### WHAT YOU ARE ASKED TO DO
Output each entry exactly; skip nothing.

### DATA EXTRACT
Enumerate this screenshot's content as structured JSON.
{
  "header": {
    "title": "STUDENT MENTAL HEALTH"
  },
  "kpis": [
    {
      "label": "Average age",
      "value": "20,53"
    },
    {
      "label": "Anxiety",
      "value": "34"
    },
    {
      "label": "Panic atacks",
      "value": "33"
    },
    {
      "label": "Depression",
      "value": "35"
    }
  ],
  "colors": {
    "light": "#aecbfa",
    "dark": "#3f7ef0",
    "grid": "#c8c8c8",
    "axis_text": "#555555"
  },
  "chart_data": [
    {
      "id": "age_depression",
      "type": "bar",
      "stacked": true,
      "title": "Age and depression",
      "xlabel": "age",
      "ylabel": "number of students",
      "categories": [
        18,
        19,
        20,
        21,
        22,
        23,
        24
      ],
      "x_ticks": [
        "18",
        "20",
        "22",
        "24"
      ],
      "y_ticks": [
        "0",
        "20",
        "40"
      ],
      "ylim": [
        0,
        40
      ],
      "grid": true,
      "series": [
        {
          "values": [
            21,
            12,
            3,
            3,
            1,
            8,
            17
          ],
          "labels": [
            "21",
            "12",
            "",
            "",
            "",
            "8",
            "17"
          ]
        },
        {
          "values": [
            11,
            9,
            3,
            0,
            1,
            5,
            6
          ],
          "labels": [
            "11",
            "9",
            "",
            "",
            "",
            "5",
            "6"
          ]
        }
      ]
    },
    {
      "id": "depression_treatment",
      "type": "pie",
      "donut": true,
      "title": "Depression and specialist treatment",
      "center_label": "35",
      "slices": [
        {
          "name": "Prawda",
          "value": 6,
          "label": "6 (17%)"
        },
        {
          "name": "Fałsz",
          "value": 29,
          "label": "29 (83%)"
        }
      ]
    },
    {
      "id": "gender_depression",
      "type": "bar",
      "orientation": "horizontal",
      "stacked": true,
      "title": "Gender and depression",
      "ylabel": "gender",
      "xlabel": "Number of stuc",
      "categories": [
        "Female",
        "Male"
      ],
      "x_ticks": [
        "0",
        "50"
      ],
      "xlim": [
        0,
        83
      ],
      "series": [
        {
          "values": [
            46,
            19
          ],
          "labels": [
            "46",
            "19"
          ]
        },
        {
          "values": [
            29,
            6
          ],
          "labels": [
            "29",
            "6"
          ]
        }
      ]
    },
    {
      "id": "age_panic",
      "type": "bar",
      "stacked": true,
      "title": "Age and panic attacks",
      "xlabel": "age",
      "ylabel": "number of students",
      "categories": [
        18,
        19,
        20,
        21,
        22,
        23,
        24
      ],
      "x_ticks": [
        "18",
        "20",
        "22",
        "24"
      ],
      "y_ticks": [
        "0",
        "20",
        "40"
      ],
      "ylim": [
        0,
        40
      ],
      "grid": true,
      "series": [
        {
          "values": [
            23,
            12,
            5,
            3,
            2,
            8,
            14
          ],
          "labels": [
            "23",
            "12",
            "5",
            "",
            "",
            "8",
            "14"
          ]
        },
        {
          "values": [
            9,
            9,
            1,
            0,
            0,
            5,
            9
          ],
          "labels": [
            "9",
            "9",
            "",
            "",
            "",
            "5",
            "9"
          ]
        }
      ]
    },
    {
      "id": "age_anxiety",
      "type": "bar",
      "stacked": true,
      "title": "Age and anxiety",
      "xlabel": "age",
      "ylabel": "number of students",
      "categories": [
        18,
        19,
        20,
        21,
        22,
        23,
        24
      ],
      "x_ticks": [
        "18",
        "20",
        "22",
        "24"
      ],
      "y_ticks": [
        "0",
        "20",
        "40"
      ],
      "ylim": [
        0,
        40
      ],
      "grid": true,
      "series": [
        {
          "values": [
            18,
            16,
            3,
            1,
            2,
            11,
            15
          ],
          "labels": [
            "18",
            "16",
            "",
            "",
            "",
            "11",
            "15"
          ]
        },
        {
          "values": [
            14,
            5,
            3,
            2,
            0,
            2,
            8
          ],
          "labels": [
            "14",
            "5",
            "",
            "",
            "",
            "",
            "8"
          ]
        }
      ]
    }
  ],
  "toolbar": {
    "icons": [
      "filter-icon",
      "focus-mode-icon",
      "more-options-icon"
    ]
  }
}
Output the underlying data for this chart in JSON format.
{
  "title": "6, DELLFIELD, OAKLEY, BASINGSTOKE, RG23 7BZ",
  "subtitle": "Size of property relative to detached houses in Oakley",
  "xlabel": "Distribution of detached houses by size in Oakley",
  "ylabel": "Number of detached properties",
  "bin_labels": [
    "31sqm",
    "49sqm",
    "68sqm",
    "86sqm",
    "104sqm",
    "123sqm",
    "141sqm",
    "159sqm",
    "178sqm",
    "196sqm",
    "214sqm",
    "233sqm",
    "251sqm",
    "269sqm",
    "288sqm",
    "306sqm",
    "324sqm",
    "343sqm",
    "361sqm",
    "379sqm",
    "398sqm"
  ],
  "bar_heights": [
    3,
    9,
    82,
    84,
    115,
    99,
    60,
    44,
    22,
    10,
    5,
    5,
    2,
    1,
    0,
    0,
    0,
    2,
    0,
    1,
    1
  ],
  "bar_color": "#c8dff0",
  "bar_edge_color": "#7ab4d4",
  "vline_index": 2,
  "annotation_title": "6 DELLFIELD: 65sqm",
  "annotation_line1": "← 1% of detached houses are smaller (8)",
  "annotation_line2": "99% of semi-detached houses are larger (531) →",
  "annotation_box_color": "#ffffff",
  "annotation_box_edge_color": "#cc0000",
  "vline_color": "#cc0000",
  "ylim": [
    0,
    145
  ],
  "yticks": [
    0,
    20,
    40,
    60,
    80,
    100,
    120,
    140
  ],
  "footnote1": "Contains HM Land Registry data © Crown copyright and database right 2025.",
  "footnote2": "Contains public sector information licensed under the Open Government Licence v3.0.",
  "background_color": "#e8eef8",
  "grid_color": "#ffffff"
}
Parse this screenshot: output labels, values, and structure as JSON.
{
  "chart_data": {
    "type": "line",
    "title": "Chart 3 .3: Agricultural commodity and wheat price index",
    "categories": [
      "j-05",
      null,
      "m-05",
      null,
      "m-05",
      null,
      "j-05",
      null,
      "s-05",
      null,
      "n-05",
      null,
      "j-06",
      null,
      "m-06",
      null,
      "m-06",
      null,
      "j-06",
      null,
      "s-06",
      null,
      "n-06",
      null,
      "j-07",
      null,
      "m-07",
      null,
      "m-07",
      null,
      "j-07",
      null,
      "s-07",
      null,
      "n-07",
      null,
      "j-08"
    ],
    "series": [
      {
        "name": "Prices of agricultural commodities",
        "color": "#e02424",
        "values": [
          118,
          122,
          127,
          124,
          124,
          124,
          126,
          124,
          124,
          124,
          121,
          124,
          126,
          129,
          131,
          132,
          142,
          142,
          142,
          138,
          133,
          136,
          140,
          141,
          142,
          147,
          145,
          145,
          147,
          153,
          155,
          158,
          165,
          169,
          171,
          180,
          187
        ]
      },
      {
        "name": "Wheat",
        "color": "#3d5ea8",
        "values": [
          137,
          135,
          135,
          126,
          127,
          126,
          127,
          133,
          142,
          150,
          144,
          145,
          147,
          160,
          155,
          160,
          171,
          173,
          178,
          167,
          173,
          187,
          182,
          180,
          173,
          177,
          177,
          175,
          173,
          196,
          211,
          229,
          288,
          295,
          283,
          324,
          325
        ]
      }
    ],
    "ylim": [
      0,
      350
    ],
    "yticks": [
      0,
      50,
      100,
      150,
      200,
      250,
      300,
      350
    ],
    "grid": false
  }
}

### RESULT BELOW
Enumerate this screenshot's content as structured JSON.
{
  "header": {
    "title": "STUDENT MENTAL HEALTH"
  },
  "kpis": [
    {
      "label": "Average age",
      "value": "20,53"
    },
    {
      "label": "Anxiety",
      "value": "34"
    },
    {
      "label": "Panic atacks",
      "value": "33"
    },
    {
      "label": "Depression",
      "value": "35"
    }
  ],
  "colors": {
    "light": "#aecbfa",
    "dark": "#3f7ef0",
    "grid": "#c8c8c8",
    "axis_text": "#555555"
  },
  "chart_data": [
    {
      "id": "age_depression",
      "type": "bar",
      "stacked": true,
      "title": "Age and depression",
      "xlabel": "age",
      "ylabel": "number of students",
      "categories": [
        18,
        19,
        20,
        21,
        22,
        23,
        24
      ],
      "x_ticks": [
        "18",
        "20",
        "22",
        "24"
      ],
      "y_ticks": [
        "0",
        "20",
        "40"
      ],
      "ylim": [
        0,
        40
      ],
      "grid": true,
      "series": [
        {
          "values": [
            21,
            12,
            3,
            3,
            1,
            8,
            17
          ],
          "labels": [
            "21",
            "12",
            "",
            "",
            "",
            "8",
            "17"
          ]
        },
        {
          "values": [
            11,
            9,
            3,
            0,
            1,
            5,
            6
          ],
          "labels": [
            "11",
            "9",
            "",
            "",
            "",
            "5",
            "6"
          ]
        }
      ]
    },
    {
      "id": "depression_treatment",
      "type": "pie",
      "donut": true,
      "title": "Depression and specialist treatment",
      "center_label": "35",
      "slices": [
        {
          "name": "Prawda",
          "value": 6,
          "label": "6 (17%)"
        },
        {
          "name": "Fałsz",
          "value": 29,
          "label": "29 (83%)"
        }
      ]
    },
    {
      "id": "gender_depression",
      "type": "bar",
      "orientation": "horizontal",
      "stacked": true,
      "title": "Gender and depression",
      "ylabel": "gender",
      "xlabel": "Number of stuc",
      "categories": [
        "Female",
        "Male"
      ],
      "x_ticks": [
        "0",
        "50"
      ],
      "xlim": [
        0,
        83
      ],
      "series": [
        {
          "values": [
            46,
            19
          ],
          "labels": [
            "46",
            "19"
          ]
        },
        {
          "values": [
            29,
            6
          ],
          "labels": [
            "29",
            "6"
          ]
        }
      ]
    },
    {
      "id": "age_panic",
      "type": "bar",
      "stacked": true,
      "title": "Age and panic attacks",
      "xlabel": "age",
      "ylabel": "number of students",
      "categories": [
        18,
        19,
        20,
        21,
        22,
        23,
        24
      ],
      "x_ticks": [
        "18",
        "20",
        "22",
        "24"
      ],
      "y_ticks": [
        "0",
        "20",
        "40"
      ],
      "ylim": [
        0,
        40
      ],
      "grid": true,
      "series": [
        {
          "values": [
            23,
            12,
            5,
            3,
            2,
            8,
            14
          ],
          "labels": [
            "23",
            "12",
            "5",
            "",
            "",
            "8",
            "14"
          ]
        },
        {
          "values": [
            9,
            9,
            1,
            0,
            0,
            5,
            9
          ],
          "labels": [
            "9",
            "9",
            "",
            "",
            "",
            "5",
            "9"
          ]
        }
      ]
    },
    {
      "id": "age_anxiety",
      "type": "bar",
      "stacked": true,
      "title": "Age and anxiety",
      "xlabel": "age",
      "ylabel": "number of students",
      "categories": [
        18,
        19,
        20,
        21,
        22,
        23,
        24
      ],
      "x_ticks": [
        "18",
        "20",
        "22",
        "24"
      ],
      "y_ticks": [
        "0",
        "20",
        "40"
      ],
      "ylim": [
        0,
        40
      ],
      "grid": true,
      "series": [
        {
          "values": [
            18,
            16,
            3,
            1,
            2,
            11,
            15
          ],
          "labels": [
            "18",
            "16",
            "",
            "",
            "",
            "11",
            "15"
          ]
        },
        {
          "values": [
            14,
            5,
            3,
            2,
            0,
            2,
            8
          ],
          "labels": [
            "14",
            "5",
            "",
            "",
            "",
            "",
            "8"
          ]
        }
      ]
    }
  ],
  "toolbar": {
    "icons": [
      "filter-icon",
      "focus-mode-icon",
      "more-options-icon"
    ]
  }
}
Output the underlying data for this chart in JSON format.
{
  "title": "6, DELLFIELD, OAKLEY, BASINGSTOKE, RG23 7BZ",
  "subtitle": "Size of property relative to detached houses in Oakley",
  "xlabel": "Distribution of detached houses by size in Oakley",
  "ylabel": "Number of detached properties",
  "bin_labels": [
    "31sqm",
    "49sqm",
    "68sqm",
    "86sqm",
    "104sqm",
    "123sqm",
    "141sqm",
    "159sqm",
    "178sqm",
    "196sqm",
    "214sqm",
    "233sqm",
    "251sqm",
    "269sqm",
    "288sqm",
    "306sqm",
    "324sqm",
    "343sqm",
    "361sqm",
    "379sqm",
    "398sqm"
  ],
  "bar_heights": [
    3,
    9,
    82,
    84,
    115,
    99,
    60,
    44,
    22,
    10,
    5,
    5,
    2,
    1,
    0,
    0,
    0,
    2,
    0,
    1,
    1
  ],
  "bar_color": "#c8dff0",
  "bar_edge_color": "#7ab4d4",
  "vline_index": 2,
  "annotation_title": "6 DELLFIELD: 65sqm",
  "annotation_line1": "← 1% of detached houses are smaller (8)",
  "annotation_line2": "99% of semi-detached houses are larger (531) →",
  "annotation_box_color": "#ffffff",
  "annotation_box_edge_color": "#cc0000",
  "vline_color": "#cc0000",
  "ylim": [
    0,
    145
  ],
  "yticks": [
    0,
    20,
    40,
    60,
    80,
    100,
    120,
    140
  ],
  "footnote1": "Contains HM Land Registry data © Crown copyright and database right 2025.",
  "footnote2": "Contains public sector information licensed under the Open Government Licence v3.0.",
  "background_color": "#e8eef8",
  "grid_color": "#ffffff"
}
Parse this screenshot: output labels, values, and structure as JSON.
{
  "chart_data": {
    "type": "line",
    "title": "Chart 3 .3: Agricultural commodity and wheat price index",
    "categories": [
      "j-05",
      null,
      "m-05",
      null,
      "m-05",
      null,
      "j-05",
      null,
      "s-05",
      null,
      "n-05",
      null,
      "j-06",
      null,
      "m-06",
      null,
      "m-06",
      null,
      "j-06",
      null,
      "s-06",
      null,
      "n-06",
      null,
      "j-07",
      null,
      "m-07",
      null,
      "m-07",
      null,
      "j-07",
      null,
      "s-07",
      null,
      "n-07",
      null,
      "j-08"
    ],
    "series": [
      {
        "name": "Prices of agricultural commodities",
        "color": "#e02424",
        "values": [
          118,
          122,
          127,
          124,
          124,
          124,
          126,
          124,
          124,
          124,
          121,
          124,
          126,
          129,
          131,
          132,
          142,
          142,
          142,
          138,
          133,
          136,
          140,
          141,
          142,
          147,
          145,
          145,
          147,
          153,
          155,
          158,
          165,
          169,
          171,
          180,
          187
        ]
      },
      {
        "name": "Wheat",
        "color": "#3d5ea8",
        "values": [
          137,
          135,
          135,
          126,
          127,
          126,
          127,
          133,
          142,
          150,
          144,
          145,
          147,
          160,
          155,
          160,
          171,
          173,
          178,
          167,
          173,
          187,
          182,
          180,
          173,
          177,
          177,
          175,
          173,
          196,
          211,
          229,
          288,
          295,
          283,
          324,
          325
        ]
      }
    ],
    "ylim": [
      0,
      350
    ],
    "yticks": [
      0,
      50,
      100,
      150,
      200,
      250,
      300,
      350
    ],
    "grid": false
  }
}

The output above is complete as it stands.